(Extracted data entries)
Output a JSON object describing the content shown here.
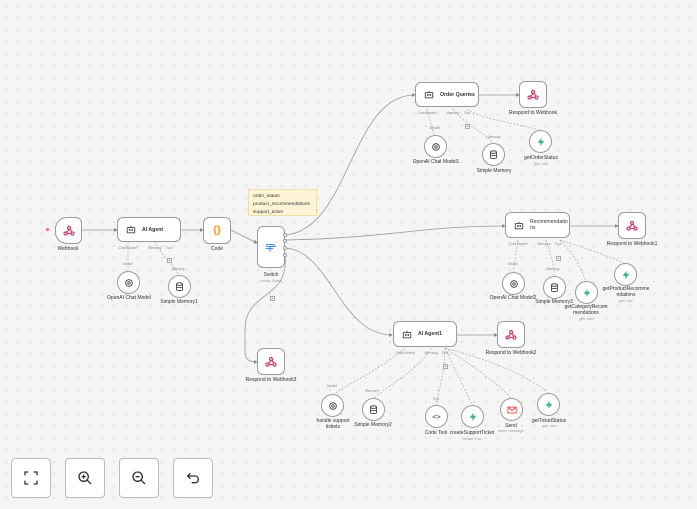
{
  "note": {
    "lines": [
      "order_status",
      "product_recommendations",
      "support_ticket"
    ]
  },
  "nodes": {
    "webhook": {
      "label": "Webhook"
    },
    "ai_agent": {
      "title": "AI Agent",
      "ports": [
        "Chat Model*",
        "Memory",
        "Tool"
      ]
    },
    "code": {
      "label": "Code"
    },
    "switch": {
      "label": "Switch",
      "sub": "mode: Rules"
    },
    "respond3": {
      "label": "Respond to Webhook3"
    },
    "openai_model": {
      "label": "OpenAI Chat Model"
    },
    "simple_memory1": {
      "label": "Simple Memory1"
    },
    "order_queries": {
      "title": "Order Queries",
      "ports": [
        "Chat Model*",
        "Memory",
        "Tool"
      ]
    },
    "respond": {
      "label": "Respond to Webhook"
    },
    "openai_model1": {
      "label": "OpenAI Chat Model1"
    },
    "simple_memory": {
      "label": "Simple Memory"
    },
    "get_order_status": {
      "label": "getOrderStatus",
      "sub": "get: row"
    },
    "recommendations": {
      "title": "Recommendatio\nns",
      "ports": [
        "Chat Model*",
        "Memory",
        "Tool"
      ]
    },
    "respond1": {
      "label": "Respond to Webhook1"
    },
    "openai_model2": {
      "label": "OpenAI Chat Model2"
    },
    "simple_memory3": {
      "label": "Simple Memory3"
    },
    "get_category": {
      "label": "getCategoryRecom\nmendations",
      "sub": "get: row"
    },
    "get_product": {
      "label": "getProductRecomme\nndations",
      "sub": "get: row"
    },
    "ai_agent1": {
      "title": "AI Agent1",
      "ports": [
        "Chat Model*",
        "Memory",
        "Tool"
      ]
    },
    "respond2": {
      "label": "Respond to Webhook2"
    },
    "handle_support": {
      "label": "handle support\ntickets"
    },
    "simple_memory2": {
      "label": "Simple Memory2"
    },
    "code_tool": {
      "label": "Code Tool"
    },
    "create_ticket": {
      "label": "createSupportTicket",
      "sub": "create: row"
    },
    "send": {
      "label": "Send",
      "sub": "send: message"
    },
    "get_ticket": {
      "label": "getTicketStatus",
      "sub": "get: row"
    }
  },
  "edge_labels": {
    "model": "Model",
    "memory": "Memory",
    "tool": "Tool"
  },
  "controls": {
    "fit": "fit-view",
    "zoom_in": "zoom-in",
    "zoom_out": "zoom-out",
    "undo": "undo"
  },
  "colors": {
    "accent": "#ff6d5a",
    "tool_green": "#35b57f",
    "code_orange": "#f79009",
    "switch_blue": "#3b8ef0",
    "note_bg": "#fff5d6"
  }
}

» **WHAT YOU HAVE TO DO**: Every record above should come back exactly, but without its pictures.

» **THE SOLUTION**:
Output a JSON object describing the content shown here.
{
  "note": {
    "lines": [
      "order_status",
      "product_recommendations",
      "support_ticket"
    ]
  },
  "nodes": {
    "webhook": {
      "label": "Webhook"
    },
    "ai_agent": {
      "title": "AI Agent",
      "ports": [
        "Chat Model*",
        "Memory",
        "Tool"
      ]
    },
    "code": {
      "label": "Code"
    },
    "switch": {
      "label": "Switch",
      "sub": "mode: Rules"
    },
    "respond3": {
      "label": "Respond to Webhook3"
    },
    "openai_model": {
      "label": "OpenAI Chat Model"
    },
    "simple_memory1": {
      "label": "Simple Memory1"
    },
    "order_queries": {
      "title": "Order Queries",
      "ports": [
        "Chat Model*",
        "Memory",
        "Tool"
      ]
    },
    "respond": {
      "label": "Respond to Webhook"
    },
    "openai_model1": {
      "label": "OpenAI Chat Model1"
    },
    "simple_memory": {
      "label": "Simple Memory"
    },
    "get_order_status": {
      "label": "getOrderStatus",
      "sub": "get: row"
    },
    "recommendations": {
      "title": "Recommendatio\nns",
      "ports": [
        "Chat Model*",
        "Memory",
        "Tool"
      ]
    },
    "respond1": {
      "label": "Respond to Webhook1"
    },
    "openai_model2": {
      "label": "OpenAI Chat Model2"
    },
    "simple_memory3": {
      "label": "Simple Memory3"
    },
    "get_category": {
      "label": "getCategoryRecom\nmendations",
      "sub": "get: row"
    },
    "get_product": {
      "label": "getProductRecomme\nndations",
      "sub": "get: row"
    },
    "ai_agent1": {
      "title": "AI Agent1",
      "ports": [
        "Chat Model*",
        "Memory",
        "Tool"
      ]
    },
    "respond2": {
      "label": "Respond to Webhook2"
    },
    "handle_support": {
      "label": "handle support\ntickets"
    },
    "simple_memory2": {
      "label": "Simple Memory2"
    },
    "code_tool": {
      "label": "Code Tool"
    },
    "create_ticket": {
      "label": "createSupportTicket",
      "sub": "create: row"
    },
    "send": {
      "label": "Send",
      "sub": "send: message"
    },
    "get_ticket": {
      "label": "getTicketStatus",
      "sub": "get: row"
    }
  },
  "edge_labels": {
    "model": "Model",
    "memory": "Memory",
    "tool": "Tool"
  },
  "controls": {
    "fit": "fit-view",
    "zoom_in": "zoom-in",
    "zoom_out": "zoom-out",
    "undo": "undo"
  },
  "colors": {
    "accent": "#ff6d5a",
    "tool_green": "#35b57f",
    "code_orange": "#f79009",
    "switch_blue": "#3b8ef0",
    "note_bg": "#fff5d6"
  }
}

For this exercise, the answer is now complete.